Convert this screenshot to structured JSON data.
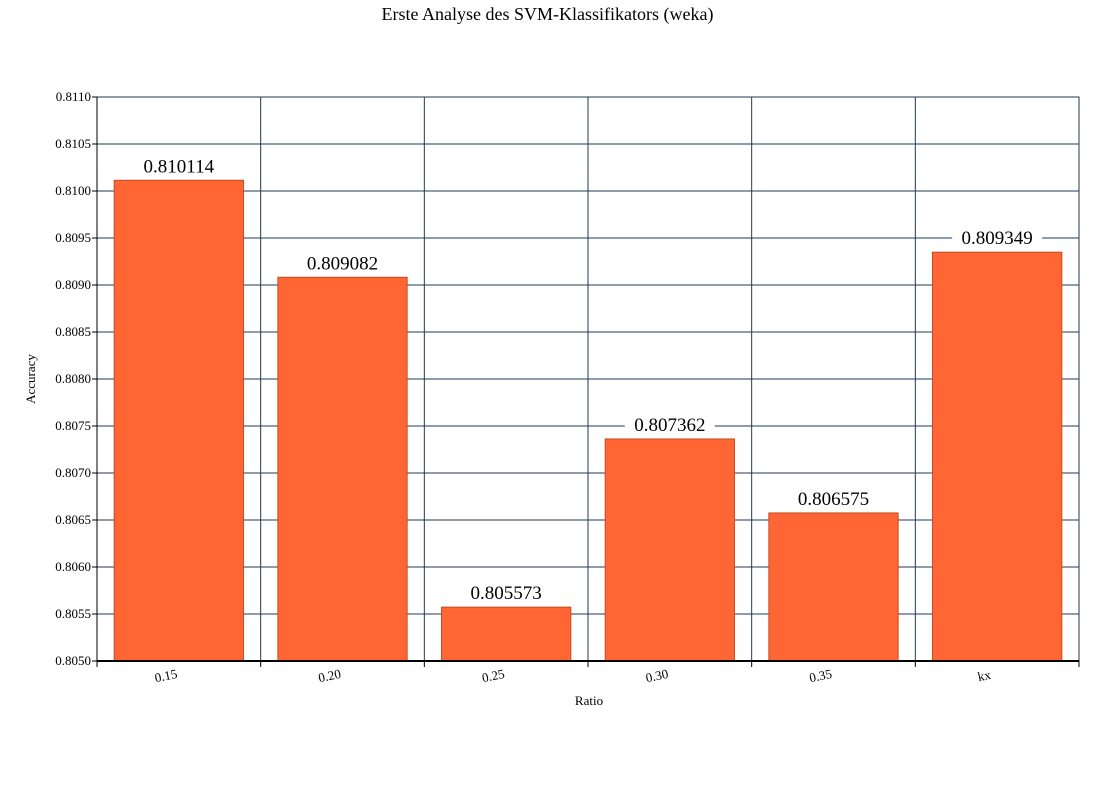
{
  "chart_data": {
    "type": "bar",
    "title": "Erste Analyse des SVM-Klassifikators (weka)",
    "xlabel": "Ratio",
    "ylabel": "Accuracy",
    "categories": [
      "0.15",
      "0.20",
      "0.25",
      "0.30",
      "0.35",
      "kx"
    ],
    "values": [
      0.810114,
      0.809082,
      0.805573,
      0.807362,
      0.806575,
      0.809349
    ],
    "value_labels": [
      "0.810114",
      "0.809082",
      "0.805573",
      "0.807362",
      "0.806575",
      "0.809349"
    ],
    "ylim": [
      0.805,
      0.811
    ],
    "yticks": [
      "0.8050",
      "0.8055",
      "0.8060",
      "0.8065",
      "0.8070",
      "0.8075",
      "0.8080",
      "0.8085",
      "0.8090",
      "0.8095",
      "0.8100",
      "0.8105",
      "0.8110"
    ],
    "grid": true,
    "legend": "none",
    "colors": {
      "bar": "#ff6633",
      "bar_edge": "#c84a1e",
      "grid": "#1f3a5a",
      "label_bg": "#ffffff"
    }
  }
}
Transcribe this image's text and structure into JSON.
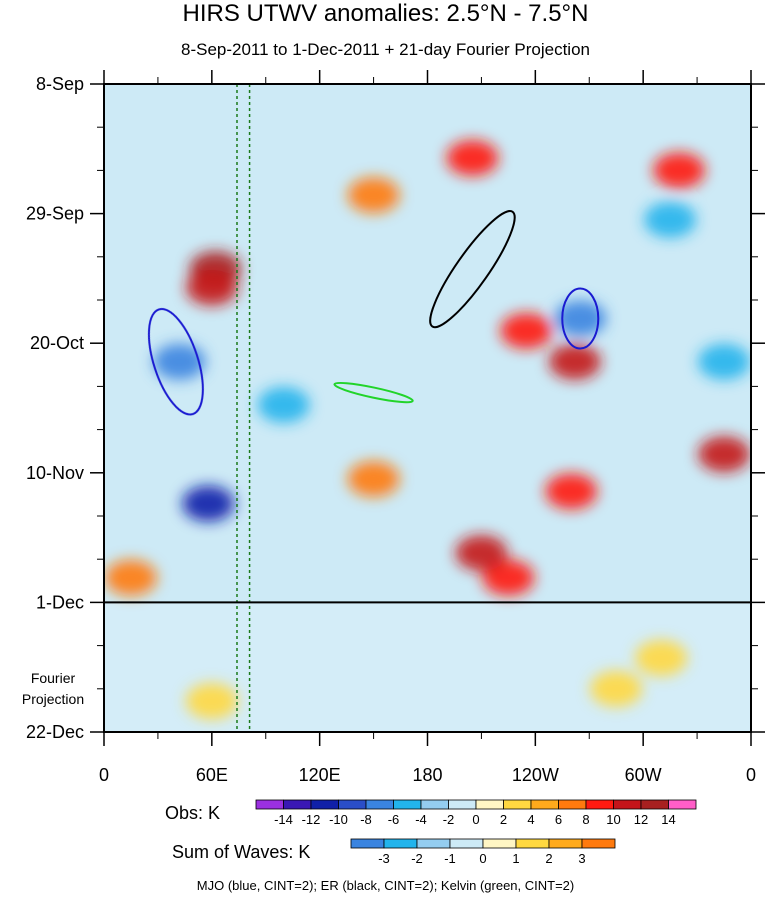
{
  "title": "HIRS UTWV anomalies: 2.5°N - 7.5°N",
  "subtitle": "8-Sep-2011 to 1-Dec-2011 + 21-day Fourier Projection",
  "projection_label_line1": "Fourier",
  "projection_label_line2": "Projection",
  "credit": "MJO (blue, CINT=2); ER (black, CINT=2); Kelvin (green, CINT=2)",
  "obs_colorbar": {
    "label": "Obs: K",
    "ticks": [
      "-14",
      "-12",
      "-10",
      "-8",
      "-6",
      "-4",
      "-2",
      "0",
      "2",
      "4",
      "6",
      "8",
      "10",
      "12",
      "14"
    ],
    "colors": [
      "#9b30e0",
      "#3a18b4",
      "#1020a8",
      "#2a4ec8",
      "#3a84e0",
      "#22b4ec",
      "#94cdf0",
      "#cdeaf6",
      "#fff6c4",
      "#ffd840",
      "#ffaa1c",
      "#ff7a0e",
      "#ff1a10",
      "#c4141a",
      "#a82020",
      "#ff5ec8"
    ]
  },
  "waves_colorbar": {
    "label": "Sum of Waves: K",
    "ticks": [
      "-3",
      "-2",
      "-1",
      "0",
      "1",
      "2",
      "3"
    ],
    "colors": [
      "#3a84e0",
      "#22b4ec",
      "#94cdf0",
      "#cdeaf6",
      "#fff6c4",
      "#ffd840",
      "#ffaa1c",
      "#ff7a0e"
    ]
  },
  "chart_data": {
    "type": "heatmap",
    "title": "HIRS UTWV anomalies: 2.5°N - 7.5°N",
    "subtitle": "8-Sep-2011 to 1-Dec-2011 + 21-day Fourier Projection",
    "x_ticks": [
      {
        "lon": 0,
        "label": "0"
      },
      {
        "lon": 60,
        "label": "60E"
      },
      {
        "lon": 120,
        "label": "120E"
      },
      {
        "lon": 180,
        "label": "180"
      },
      {
        "lon": 240,
        "label": "120W"
      },
      {
        "lon": 300,
        "label": "60W"
      },
      {
        "lon": 360,
        "label": "0"
      }
    ],
    "x_range": [
      0,
      360
    ],
    "y_ticks": [
      {
        "day": 0,
        "label": "8-Sep"
      },
      {
        "day": 21,
        "label": "29-Sep"
      },
      {
        "day": 42,
        "label": "20-Oct"
      },
      {
        "day": 63,
        "label": "10-Nov"
      },
      {
        "day": 84,
        "label": "1-Dec"
      },
      {
        "day": 105,
        "label": "22-Dec"
      }
    ],
    "y_range_days": [
      0,
      105
    ],
    "observation_end_day": 84,
    "reference_lines_lon": [
      74,
      81
    ],
    "series": [
      {
        "name": "MJO",
        "color": "blue",
        "cint": 2
      },
      {
        "name": "ER",
        "color": "black",
        "cint": 2
      },
      {
        "name": "Kelvin",
        "color": "green",
        "cint": 2
      }
    ],
    "anomaly_features": [
      {
        "lon": 62,
        "day": 30,
        "value": 12
      },
      {
        "lon": 60,
        "day": 33,
        "value": 10
      },
      {
        "lon": 58,
        "day": 68,
        "value": -12
      },
      {
        "lon": 42,
        "day": 45,
        "value": -8
      },
      {
        "lon": 60,
        "day": 100,
        "value": 3
      },
      {
        "lon": 205,
        "day": 12,
        "value": 8
      },
      {
        "lon": 150,
        "day": 18,
        "value": 6
      },
      {
        "lon": 235,
        "day": 40,
        "value": 8
      },
      {
        "lon": 262,
        "day": 45,
        "value": 10
      },
      {
        "lon": 260,
        "day": 66,
        "value": 8
      },
      {
        "lon": 225,
        "day": 80,
        "value": 8
      },
      {
        "lon": 210,
        "day": 76,
        "value": 10
      },
      {
        "lon": 265,
        "day": 38,
        "value": -8
      },
      {
        "lon": 315,
        "day": 22,
        "value": -6
      },
      {
        "lon": 320,
        "day": 14,
        "value": 8
      },
      {
        "lon": 150,
        "day": 64,
        "value": 6
      },
      {
        "lon": 100,
        "day": 52,
        "value": -6
      },
      {
        "lon": 345,
        "day": 45,
        "value": -6
      },
      {
        "lon": 345,
        "day": 60,
        "value": 10
      },
      {
        "lon": 310,
        "day": 93,
        "value": 2
      },
      {
        "lon": 285,
        "day": 98,
        "value": 2
      },
      {
        "lon": 15,
        "day": 80,
        "value": 6
      }
    ]
  }
}
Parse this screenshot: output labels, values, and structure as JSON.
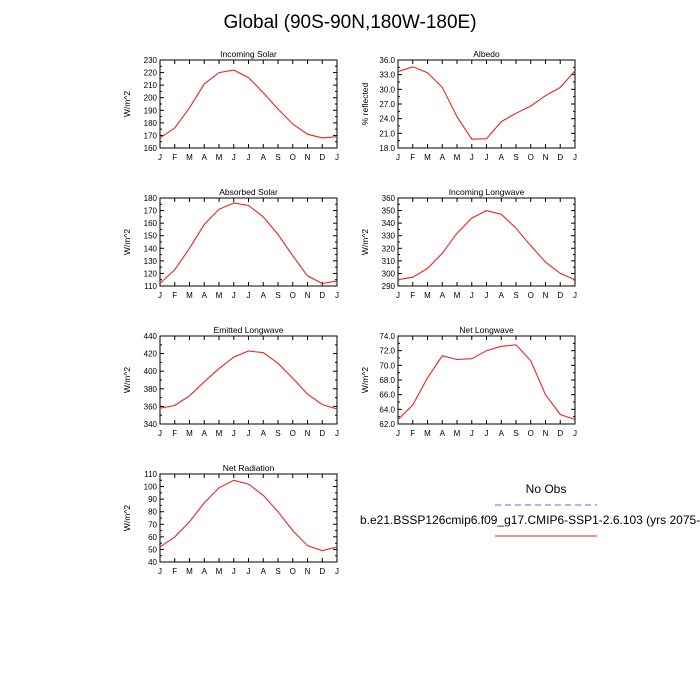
{
  "figure": {
    "title": "Global (90S-90N,180W-180E)"
  },
  "months": [
    "J",
    "F",
    "M",
    "A",
    "M",
    "J",
    "J",
    "A",
    "S",
    "O",
    "N",
    "D",
    "J"
  ],
  "legend": {
    "title": "No Obs",
    "obs_color": "#6666ee",
    "case_color": "#ee2222",
    "case_label": "b.e21.BSSP126cmip6.f09_g17.CMIP6-SSP1-2.6.103 (yrs 2075-"
  },
  "chart_data": [
    {
      "type": "line",
      "title": "Incoming Solar",
      "ylabel": "W/m^2",
      "ylim": [
        160,
        230
      ],
      "yticks": [
        160,
        170,
        180,
        190,
        200,
        210,
        220,
        230
      ],
      "tick_decimals": 0,
      "values": [
        168,
        176,
        192,
        211,
        220,
        222,
        216,
        204,
        191,
        179,
        171,
        168,
        169
      ]
    },
    {
      "type": "line",
      "title": "Albedo",
      "ylabel": "% reflected",
      "ylim": [
        18,
        36
      ],
      "yticks": [
        18,
        21,
        24,
        27,
        30,
        33,
        36
      ],
      "tick_decimals": 1,
      "values": [
        33.6,
        34.6,
        33.4,
        30.4,
        24.4,
        19.8,
        19.9,
        23.4,
        25.1,
        26.6,
        28.7,
        30.4,
        33.8
      ]
    },
    {
      "type": "line",
      "title": "Absorbed Solar",
      "ylabel": "W/m^2",
      "ylim": [
        110,
        180
      ],
      "yticks": [
        110,
        120,
        130,
        140,
        150,
        160,
        170,
        180
      ],
      "tick_decimals": 0,
      "values": [
        112,
        123,
        140,
        159,
        171,
        176,
        174,
        165,
        151,
        134,
        118,
        112,
        114
      ]
    },
    {
      "type": "line",
      "title": "Incoming Longwave",
      "ylabel": "W/m^2",
      "ylim": [
        290,
        360
      ],
      "yticks": [
        290,
        300,
        310,
        320,
        330,
        340,
        350,
        360
      ],
      "tick_decimals": 0,
      "values": [
        295,
        297,
        304,
        316,
        332,
        344,
        350,
        347,
        336,
        322,
        309,
        300,
        295
      ]
    },
    {
      "type": "line",
      "title": "Emitted Longwave",
      "ylabel": "W/m^2",
      "ylim": [
        340,
        440
      ],
      "yticks": [
        340,
        360,
        380,
        400,
        420,
        440
      ],
      "tick_decimals": 0,
      "values": [
        358,
        361,
        372,
        388,
        403,
        416,
        423,
        421,
        409,
        392,
        374,
        362,
        357
      ]
    },
    {
      "type": "line",
      "title": "Net Longwave",
      "ylabel": "W/m^2",
      "ylim": [
        62,
        74
      ],
      "yticks": [
        62,
        64,
        66,
        68,
        70,
        72,
        74
      ],
      "tick_decimals": 1,
      "values": [
        62.6,
        64.6,
        68.3,
        71.3,
        70.8,
        70.9,
        72.0,
        72.6,
        72.8,
        70.6,
        66.0,
        63.3,
        62.6
      ]
    },
    {
      "type": "line",
      "title": "Net Radiation",
      "ylabel": "W/m^2",
      "ylim": [
        40,
        110
      ],
      "yticks": [
        40,
        50,
        60,
        70,
        80,
        90,
        100,
        110
      ],
      "tick_decimals": 0,
      "values": [
        52,
        60,
        72,
        87,
        99,
        105,
        102,
        93,
        80,
        65,
        53,
        49,
        52
      ]
    }
  ]
}
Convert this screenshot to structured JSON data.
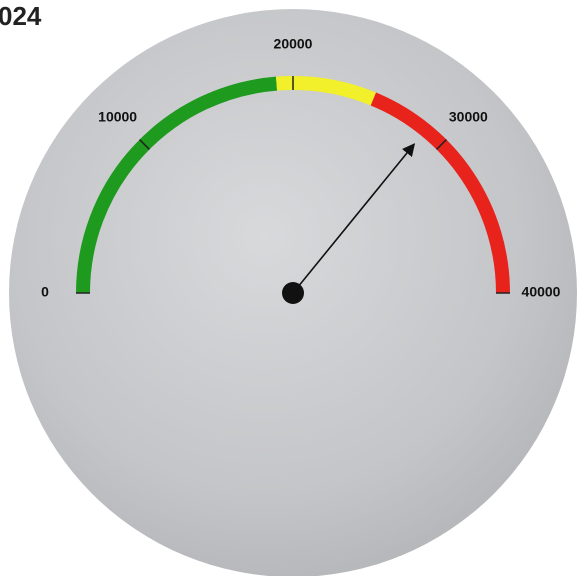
{
  "chart_data": {
    "type": "gauge",
    "title": "024",
    "range": [
      0,
      40000
    ],
    "ticks": [
      0,
      10000,
      20000,
      30000,
      40000
    ],
    "bands": [
      {
        "from": 0,
        "to": 19000,
        "color": "#1e9a1e"
      },
      {
        "from": 19000,
        "to": 25000,
        "color": "#f2f02a"
      },
      {
        "from": 25000,
        "to": 40000,
        "color": "#e8231c"
      }
    ],
    "value": 28700
  }
}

● **AIM OF THE EXERCISE**
From the data, pick out every line that includes "Solar".

● **ANSWER IN FULL**
      "title": "Incoming Solar",
      "title": "Absorbed Solar",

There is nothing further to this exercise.